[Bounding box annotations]
# # # #
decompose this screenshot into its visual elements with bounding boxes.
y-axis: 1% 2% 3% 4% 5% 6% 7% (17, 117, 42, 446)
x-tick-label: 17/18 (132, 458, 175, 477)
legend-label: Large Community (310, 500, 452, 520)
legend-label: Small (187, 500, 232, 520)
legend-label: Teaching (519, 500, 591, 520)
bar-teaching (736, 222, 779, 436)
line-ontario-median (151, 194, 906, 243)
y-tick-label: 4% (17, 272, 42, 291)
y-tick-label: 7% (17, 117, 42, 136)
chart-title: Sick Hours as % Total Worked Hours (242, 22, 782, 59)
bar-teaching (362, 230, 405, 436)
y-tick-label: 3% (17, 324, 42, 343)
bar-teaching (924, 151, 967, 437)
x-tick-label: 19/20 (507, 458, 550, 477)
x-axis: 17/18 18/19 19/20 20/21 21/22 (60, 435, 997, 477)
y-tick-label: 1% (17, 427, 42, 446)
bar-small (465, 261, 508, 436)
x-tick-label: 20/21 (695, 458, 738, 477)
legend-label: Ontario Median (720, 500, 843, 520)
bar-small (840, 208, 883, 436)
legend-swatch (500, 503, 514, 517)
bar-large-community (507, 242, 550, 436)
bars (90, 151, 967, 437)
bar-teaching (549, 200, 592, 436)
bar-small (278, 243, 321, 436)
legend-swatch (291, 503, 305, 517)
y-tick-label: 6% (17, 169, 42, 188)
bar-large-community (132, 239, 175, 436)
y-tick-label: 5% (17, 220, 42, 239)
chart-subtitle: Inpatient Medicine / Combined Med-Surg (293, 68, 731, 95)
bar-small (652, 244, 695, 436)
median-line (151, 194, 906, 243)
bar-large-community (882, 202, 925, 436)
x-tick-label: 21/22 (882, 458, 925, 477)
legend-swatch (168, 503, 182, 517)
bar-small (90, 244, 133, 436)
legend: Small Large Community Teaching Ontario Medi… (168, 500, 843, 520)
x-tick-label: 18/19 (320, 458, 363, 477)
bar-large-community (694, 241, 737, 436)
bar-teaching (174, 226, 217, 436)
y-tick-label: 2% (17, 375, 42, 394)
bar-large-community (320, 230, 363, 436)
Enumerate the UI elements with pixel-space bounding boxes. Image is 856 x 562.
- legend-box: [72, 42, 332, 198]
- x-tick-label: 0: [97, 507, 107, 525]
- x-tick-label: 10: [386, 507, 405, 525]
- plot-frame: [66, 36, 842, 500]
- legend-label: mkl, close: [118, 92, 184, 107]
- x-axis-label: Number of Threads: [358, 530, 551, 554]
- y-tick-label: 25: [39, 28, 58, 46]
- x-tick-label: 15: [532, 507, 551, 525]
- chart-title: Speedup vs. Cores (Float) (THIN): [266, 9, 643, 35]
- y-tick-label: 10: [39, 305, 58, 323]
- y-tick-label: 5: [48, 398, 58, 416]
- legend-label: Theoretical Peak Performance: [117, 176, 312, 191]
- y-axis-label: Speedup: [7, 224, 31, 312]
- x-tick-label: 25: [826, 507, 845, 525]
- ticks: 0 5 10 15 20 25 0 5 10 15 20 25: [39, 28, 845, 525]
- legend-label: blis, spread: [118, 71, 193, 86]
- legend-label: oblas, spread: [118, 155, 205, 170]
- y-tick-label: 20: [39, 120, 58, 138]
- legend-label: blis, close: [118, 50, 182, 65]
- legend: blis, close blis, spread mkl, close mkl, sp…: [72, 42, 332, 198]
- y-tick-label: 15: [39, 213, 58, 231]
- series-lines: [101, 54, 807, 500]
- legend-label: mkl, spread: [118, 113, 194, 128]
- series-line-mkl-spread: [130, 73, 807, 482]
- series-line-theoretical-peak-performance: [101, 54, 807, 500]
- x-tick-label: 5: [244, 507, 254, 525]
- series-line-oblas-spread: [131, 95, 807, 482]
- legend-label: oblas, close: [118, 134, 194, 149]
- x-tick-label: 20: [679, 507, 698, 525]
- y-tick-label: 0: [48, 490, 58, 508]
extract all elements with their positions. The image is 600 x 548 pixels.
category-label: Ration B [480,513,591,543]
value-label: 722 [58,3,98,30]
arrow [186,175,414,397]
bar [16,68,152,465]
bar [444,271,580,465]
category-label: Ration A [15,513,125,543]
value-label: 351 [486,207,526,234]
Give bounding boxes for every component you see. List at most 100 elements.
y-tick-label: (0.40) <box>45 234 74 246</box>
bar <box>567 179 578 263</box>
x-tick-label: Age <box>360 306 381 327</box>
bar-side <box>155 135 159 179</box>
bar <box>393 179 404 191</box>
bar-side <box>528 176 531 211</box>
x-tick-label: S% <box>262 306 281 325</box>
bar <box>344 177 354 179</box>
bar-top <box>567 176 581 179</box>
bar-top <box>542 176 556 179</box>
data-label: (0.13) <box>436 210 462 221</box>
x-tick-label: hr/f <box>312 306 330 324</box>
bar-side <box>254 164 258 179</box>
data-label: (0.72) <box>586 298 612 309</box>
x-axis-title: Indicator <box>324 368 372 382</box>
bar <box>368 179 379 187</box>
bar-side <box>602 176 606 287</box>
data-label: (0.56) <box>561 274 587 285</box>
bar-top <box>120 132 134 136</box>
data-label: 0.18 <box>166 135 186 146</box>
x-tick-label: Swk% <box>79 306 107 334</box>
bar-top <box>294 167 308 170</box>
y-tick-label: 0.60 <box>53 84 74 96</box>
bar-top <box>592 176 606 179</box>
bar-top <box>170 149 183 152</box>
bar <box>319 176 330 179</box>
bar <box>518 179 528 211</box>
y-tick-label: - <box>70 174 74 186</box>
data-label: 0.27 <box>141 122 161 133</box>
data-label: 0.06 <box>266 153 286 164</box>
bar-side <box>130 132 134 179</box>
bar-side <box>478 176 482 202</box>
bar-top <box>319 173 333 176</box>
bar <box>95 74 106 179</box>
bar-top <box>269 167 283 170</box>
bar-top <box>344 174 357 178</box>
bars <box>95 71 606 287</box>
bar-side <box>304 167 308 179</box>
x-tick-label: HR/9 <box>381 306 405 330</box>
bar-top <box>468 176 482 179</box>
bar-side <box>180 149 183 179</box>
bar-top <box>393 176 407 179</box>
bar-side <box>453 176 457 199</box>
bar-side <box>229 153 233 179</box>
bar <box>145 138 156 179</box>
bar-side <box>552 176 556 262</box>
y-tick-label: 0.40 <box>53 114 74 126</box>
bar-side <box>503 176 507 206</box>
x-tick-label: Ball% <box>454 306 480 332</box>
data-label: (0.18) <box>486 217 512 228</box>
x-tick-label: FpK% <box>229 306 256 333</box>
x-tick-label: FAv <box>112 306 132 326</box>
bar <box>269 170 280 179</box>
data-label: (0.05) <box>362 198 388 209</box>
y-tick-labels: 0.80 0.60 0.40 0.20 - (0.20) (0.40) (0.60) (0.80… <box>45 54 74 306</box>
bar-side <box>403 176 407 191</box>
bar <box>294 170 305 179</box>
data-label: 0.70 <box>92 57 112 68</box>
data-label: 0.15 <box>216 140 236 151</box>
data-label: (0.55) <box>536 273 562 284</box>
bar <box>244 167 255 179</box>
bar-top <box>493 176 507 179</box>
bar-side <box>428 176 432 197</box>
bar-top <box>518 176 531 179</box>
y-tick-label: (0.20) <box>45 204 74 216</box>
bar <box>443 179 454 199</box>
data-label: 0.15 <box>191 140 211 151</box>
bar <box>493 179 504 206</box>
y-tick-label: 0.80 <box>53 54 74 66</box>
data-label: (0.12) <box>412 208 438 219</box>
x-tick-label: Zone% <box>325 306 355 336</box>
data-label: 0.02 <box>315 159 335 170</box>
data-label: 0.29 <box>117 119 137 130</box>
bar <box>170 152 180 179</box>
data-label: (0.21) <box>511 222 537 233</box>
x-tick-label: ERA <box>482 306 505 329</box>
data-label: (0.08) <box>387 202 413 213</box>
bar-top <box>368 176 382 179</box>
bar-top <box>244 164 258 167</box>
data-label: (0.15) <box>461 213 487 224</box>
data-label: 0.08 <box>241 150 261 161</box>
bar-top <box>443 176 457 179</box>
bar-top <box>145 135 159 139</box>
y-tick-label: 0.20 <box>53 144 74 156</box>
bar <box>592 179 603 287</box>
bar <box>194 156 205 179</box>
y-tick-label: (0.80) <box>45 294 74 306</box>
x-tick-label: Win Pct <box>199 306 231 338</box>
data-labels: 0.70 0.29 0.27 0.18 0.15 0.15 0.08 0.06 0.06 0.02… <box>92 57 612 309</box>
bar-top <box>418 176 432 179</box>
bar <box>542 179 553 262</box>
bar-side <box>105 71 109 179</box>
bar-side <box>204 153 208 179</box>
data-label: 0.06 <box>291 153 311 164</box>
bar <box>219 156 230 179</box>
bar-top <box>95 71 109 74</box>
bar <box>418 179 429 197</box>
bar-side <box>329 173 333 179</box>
# # # #
◆ What is required ◆
Reproduce the material word for word, from its first line through the line containing "y-tick-label: 7% (17, 117, 42, 136)".

◆ Final result ◆
decompose this screenshot into its visual elements with bounding boxes.
y-axis: 1% 2% 3% 4% 5% 6% 7% (17, 117, 42, 446)
x-tick-label: 17/18 (132, 458, 175, 477)
legend-label: Large Community (310, 500, 452, 520)
legend-label: Small (187, 500, 232, 520)
legend-label: Teaching (519, 500, 591, 520)
bar-teaching (736, 222, 779, 436)
line-ontario-median (151, 194, 906, 243)
y-tick-label: 4% (17, 272, 42, 291)
y-tick-label: 7% (17, 117, 42, 136)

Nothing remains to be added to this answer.